» RECORD EXTRACTS
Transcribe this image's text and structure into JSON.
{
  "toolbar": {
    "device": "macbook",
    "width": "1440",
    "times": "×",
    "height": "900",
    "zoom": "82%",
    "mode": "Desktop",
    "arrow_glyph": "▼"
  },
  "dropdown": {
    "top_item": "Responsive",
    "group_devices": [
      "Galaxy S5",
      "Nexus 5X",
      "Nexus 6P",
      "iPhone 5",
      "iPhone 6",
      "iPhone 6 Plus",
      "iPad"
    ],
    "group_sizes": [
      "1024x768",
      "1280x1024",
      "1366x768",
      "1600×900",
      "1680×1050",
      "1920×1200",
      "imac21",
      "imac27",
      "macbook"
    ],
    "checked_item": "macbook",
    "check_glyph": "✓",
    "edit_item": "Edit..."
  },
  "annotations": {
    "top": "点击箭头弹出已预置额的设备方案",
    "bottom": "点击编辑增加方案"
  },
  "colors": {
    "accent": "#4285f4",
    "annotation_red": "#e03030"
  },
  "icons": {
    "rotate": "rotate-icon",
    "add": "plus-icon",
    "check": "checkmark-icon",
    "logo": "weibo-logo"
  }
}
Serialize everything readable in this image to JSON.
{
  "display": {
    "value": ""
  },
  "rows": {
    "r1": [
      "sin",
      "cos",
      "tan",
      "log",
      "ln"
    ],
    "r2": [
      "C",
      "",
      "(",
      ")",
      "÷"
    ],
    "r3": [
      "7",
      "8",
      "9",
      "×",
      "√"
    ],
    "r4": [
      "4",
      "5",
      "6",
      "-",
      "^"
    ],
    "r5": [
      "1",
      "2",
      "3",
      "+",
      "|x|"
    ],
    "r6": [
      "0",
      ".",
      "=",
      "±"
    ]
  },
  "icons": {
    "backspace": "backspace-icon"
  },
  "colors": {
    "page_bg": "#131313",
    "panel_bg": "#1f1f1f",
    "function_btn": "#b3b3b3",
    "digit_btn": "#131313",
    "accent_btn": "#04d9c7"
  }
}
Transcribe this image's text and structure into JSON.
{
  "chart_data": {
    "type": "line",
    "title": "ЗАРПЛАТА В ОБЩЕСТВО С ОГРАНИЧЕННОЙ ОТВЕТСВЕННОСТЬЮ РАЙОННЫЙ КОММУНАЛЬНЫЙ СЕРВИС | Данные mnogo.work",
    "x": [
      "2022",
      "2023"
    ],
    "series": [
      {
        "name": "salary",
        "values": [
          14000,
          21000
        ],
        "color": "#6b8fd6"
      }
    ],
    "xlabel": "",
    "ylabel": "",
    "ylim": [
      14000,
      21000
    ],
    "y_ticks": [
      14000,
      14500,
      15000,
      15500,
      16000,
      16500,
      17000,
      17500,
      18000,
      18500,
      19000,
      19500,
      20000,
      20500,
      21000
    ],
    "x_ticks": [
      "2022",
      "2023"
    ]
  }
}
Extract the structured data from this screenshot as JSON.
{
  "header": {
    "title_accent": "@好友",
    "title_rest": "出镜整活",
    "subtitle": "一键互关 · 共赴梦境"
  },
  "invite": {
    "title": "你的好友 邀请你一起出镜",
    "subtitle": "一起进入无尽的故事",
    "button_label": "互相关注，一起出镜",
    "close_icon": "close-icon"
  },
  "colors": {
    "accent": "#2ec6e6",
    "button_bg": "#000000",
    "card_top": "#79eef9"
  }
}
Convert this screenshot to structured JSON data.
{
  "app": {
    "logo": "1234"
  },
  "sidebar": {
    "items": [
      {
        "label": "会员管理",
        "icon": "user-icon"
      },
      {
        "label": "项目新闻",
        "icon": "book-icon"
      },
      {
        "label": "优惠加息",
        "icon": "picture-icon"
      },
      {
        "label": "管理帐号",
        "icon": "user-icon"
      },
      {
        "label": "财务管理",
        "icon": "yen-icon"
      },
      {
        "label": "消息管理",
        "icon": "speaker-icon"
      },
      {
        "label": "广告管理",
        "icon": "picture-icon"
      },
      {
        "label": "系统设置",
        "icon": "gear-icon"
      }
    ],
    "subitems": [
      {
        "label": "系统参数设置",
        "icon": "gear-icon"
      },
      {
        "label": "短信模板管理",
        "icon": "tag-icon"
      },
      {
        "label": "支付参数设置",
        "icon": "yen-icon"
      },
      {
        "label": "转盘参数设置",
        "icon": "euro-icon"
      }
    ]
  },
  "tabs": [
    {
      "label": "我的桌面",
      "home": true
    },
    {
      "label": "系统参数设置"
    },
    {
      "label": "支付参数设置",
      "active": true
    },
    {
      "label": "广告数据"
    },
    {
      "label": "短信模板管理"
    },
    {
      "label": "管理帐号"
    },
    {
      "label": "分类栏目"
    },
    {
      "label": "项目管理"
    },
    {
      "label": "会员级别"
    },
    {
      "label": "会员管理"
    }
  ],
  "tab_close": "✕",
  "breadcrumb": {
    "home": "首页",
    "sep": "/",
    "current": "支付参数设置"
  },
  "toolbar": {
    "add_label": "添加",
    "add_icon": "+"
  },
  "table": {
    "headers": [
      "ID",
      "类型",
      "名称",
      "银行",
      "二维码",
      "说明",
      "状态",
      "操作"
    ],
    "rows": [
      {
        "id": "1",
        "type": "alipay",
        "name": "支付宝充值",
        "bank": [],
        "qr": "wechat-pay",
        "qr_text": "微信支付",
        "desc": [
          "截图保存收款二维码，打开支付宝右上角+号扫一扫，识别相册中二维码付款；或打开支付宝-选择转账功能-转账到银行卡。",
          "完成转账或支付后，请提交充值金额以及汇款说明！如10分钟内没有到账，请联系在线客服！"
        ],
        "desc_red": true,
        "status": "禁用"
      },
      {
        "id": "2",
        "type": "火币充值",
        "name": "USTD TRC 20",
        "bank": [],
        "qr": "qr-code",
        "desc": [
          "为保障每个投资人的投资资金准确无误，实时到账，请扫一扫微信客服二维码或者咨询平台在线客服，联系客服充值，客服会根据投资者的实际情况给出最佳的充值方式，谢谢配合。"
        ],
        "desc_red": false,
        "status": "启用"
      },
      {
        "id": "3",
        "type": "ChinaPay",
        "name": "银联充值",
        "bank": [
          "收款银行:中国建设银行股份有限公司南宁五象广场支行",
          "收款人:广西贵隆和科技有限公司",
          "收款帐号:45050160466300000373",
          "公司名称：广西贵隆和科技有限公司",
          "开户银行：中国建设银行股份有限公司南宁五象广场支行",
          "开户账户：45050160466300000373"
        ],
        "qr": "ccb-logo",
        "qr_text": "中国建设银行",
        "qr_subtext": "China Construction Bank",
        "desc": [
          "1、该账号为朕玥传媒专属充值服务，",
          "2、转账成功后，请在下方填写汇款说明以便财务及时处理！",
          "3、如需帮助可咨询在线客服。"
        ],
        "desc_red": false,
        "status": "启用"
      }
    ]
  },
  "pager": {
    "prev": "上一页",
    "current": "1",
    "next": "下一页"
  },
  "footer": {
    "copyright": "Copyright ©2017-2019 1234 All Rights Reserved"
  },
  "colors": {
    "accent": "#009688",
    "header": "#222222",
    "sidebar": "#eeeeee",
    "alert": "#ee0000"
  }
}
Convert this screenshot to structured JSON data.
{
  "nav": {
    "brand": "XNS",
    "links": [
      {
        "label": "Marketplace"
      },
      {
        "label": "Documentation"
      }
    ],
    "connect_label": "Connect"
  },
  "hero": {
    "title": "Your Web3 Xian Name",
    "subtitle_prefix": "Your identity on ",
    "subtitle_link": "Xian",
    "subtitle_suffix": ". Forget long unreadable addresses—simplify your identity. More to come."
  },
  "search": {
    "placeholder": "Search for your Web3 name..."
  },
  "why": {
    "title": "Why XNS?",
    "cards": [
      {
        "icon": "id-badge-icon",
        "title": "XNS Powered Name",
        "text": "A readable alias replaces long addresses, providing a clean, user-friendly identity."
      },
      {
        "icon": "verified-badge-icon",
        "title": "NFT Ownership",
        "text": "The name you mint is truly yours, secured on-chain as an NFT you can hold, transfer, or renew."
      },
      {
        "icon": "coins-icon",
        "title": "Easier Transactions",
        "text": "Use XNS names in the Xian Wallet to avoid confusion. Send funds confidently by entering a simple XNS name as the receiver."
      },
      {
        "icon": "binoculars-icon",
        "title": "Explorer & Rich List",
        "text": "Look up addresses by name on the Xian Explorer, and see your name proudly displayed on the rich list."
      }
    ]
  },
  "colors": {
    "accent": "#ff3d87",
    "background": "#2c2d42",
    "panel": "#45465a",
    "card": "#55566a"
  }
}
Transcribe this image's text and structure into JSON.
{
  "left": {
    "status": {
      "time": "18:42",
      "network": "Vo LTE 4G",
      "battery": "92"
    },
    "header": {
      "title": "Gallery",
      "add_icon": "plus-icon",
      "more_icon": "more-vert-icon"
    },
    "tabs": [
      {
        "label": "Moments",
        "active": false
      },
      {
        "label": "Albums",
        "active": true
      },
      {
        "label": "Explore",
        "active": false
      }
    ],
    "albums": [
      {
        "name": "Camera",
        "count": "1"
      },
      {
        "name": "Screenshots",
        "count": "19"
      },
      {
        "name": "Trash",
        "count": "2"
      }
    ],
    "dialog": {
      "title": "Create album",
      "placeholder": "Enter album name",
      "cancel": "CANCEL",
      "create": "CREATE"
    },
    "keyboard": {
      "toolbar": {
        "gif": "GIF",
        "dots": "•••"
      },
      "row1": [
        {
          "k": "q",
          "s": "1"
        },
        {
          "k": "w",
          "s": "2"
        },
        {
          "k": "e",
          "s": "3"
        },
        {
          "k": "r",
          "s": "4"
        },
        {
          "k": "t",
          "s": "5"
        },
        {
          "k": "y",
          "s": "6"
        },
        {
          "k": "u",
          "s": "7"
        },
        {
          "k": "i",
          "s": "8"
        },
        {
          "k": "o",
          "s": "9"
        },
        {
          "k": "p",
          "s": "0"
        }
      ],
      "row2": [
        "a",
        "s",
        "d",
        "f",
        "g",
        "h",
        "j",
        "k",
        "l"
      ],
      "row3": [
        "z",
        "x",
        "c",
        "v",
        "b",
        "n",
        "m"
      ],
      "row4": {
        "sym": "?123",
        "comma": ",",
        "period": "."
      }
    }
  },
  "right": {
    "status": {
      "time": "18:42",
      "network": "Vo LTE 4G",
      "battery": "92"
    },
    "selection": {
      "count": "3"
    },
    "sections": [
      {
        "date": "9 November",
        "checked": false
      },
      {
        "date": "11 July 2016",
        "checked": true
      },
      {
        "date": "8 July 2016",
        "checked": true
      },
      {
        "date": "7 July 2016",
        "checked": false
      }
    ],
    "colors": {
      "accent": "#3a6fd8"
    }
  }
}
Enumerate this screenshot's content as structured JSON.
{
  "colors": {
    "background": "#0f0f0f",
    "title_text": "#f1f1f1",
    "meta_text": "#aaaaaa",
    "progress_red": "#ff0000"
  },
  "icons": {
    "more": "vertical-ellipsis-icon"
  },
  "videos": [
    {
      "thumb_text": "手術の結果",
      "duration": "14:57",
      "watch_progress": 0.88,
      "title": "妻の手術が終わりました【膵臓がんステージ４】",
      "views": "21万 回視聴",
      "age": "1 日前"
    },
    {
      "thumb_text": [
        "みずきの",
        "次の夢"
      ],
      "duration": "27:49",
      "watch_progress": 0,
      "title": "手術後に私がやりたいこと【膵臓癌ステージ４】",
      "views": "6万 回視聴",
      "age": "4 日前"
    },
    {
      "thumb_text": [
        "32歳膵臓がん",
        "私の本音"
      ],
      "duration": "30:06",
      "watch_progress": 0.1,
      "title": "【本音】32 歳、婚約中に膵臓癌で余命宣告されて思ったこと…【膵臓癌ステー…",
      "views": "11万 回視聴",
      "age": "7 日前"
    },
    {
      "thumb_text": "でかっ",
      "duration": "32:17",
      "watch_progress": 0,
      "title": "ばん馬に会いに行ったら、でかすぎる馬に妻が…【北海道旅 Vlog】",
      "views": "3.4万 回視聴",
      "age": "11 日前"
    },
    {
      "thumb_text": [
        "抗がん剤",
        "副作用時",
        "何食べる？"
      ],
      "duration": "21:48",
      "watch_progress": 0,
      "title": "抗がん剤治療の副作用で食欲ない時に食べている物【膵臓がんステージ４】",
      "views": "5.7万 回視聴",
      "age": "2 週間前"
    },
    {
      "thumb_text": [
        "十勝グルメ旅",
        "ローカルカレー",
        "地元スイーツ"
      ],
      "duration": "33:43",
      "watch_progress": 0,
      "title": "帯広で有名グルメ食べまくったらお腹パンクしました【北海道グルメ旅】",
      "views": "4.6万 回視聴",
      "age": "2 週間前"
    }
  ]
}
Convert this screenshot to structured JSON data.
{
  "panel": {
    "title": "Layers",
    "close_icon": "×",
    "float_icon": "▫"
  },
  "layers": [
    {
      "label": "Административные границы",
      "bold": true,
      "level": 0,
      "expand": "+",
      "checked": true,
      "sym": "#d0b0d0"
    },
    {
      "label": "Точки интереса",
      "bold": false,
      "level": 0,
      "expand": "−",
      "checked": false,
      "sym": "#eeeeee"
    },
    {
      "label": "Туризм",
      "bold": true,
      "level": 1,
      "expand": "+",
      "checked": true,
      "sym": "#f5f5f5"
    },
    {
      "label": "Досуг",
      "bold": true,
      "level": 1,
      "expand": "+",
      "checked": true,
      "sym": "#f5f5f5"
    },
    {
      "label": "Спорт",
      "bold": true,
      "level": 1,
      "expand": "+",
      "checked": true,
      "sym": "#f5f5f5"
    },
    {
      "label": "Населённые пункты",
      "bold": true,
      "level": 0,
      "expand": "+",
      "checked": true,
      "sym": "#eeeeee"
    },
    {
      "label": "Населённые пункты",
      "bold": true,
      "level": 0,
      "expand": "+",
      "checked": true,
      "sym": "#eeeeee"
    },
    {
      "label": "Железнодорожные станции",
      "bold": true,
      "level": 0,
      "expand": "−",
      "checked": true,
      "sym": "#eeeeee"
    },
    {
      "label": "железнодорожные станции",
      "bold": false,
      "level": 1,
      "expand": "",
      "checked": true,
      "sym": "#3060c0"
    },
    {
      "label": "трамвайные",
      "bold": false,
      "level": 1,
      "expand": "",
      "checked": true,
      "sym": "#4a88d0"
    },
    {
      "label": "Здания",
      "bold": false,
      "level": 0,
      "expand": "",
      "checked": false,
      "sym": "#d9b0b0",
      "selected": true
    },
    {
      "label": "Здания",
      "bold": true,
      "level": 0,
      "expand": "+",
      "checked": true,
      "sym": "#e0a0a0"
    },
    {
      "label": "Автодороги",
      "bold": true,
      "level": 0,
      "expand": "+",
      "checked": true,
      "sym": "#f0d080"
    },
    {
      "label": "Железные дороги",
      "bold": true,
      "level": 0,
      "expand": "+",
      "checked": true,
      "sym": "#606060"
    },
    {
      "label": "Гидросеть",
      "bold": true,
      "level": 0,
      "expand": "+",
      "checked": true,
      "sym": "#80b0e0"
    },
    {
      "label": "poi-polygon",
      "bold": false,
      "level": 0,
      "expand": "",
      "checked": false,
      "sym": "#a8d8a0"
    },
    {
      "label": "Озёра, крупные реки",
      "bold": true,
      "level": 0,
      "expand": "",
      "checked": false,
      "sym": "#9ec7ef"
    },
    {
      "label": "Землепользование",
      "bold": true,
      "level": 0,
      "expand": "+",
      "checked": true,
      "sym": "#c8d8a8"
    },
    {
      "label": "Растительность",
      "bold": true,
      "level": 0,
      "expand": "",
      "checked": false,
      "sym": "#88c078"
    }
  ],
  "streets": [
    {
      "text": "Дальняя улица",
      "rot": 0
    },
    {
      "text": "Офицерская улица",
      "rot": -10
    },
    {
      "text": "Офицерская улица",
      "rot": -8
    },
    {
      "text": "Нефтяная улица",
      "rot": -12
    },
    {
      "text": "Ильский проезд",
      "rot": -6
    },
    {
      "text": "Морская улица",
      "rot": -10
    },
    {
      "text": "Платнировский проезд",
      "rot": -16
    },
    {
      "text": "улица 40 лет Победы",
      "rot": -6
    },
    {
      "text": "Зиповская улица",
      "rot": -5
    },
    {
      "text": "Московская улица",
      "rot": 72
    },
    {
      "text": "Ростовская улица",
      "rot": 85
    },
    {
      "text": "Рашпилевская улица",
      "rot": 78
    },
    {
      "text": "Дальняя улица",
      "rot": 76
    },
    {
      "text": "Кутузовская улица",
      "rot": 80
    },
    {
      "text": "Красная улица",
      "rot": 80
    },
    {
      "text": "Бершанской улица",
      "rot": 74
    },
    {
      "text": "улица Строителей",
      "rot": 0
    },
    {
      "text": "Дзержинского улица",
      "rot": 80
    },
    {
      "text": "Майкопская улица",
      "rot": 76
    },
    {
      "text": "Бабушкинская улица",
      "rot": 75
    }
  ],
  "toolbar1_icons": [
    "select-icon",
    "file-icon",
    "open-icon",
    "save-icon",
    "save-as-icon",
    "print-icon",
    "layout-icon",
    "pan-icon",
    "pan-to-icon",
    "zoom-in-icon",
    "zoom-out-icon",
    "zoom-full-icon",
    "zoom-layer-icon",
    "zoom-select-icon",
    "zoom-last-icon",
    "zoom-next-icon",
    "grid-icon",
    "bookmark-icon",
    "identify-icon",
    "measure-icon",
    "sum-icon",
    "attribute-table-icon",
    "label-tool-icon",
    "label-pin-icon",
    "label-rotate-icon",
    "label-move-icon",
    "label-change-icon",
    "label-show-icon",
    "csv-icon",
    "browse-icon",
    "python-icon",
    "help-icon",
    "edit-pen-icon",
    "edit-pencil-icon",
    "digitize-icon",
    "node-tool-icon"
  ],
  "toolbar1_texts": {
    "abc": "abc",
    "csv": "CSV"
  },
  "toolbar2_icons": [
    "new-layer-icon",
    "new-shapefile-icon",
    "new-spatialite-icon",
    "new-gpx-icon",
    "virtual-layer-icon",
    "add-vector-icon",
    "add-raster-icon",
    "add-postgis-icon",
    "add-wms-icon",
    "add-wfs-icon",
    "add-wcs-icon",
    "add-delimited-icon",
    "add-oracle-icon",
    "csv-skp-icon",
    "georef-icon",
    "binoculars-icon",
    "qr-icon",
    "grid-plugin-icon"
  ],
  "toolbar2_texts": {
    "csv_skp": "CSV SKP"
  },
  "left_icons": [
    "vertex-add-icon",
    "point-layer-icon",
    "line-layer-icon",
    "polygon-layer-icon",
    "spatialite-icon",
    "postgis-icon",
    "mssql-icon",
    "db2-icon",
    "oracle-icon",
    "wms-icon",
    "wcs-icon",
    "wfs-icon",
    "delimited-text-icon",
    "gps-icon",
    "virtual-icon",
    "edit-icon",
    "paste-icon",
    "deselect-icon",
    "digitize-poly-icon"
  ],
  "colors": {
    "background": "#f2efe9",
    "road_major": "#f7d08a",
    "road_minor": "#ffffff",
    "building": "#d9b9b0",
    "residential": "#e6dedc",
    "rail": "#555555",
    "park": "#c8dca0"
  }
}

» TASK DIRECTIONS
Of the lines in the entries, how many include the word "active"? State only the number.

» WRITTEN SOLUTION
4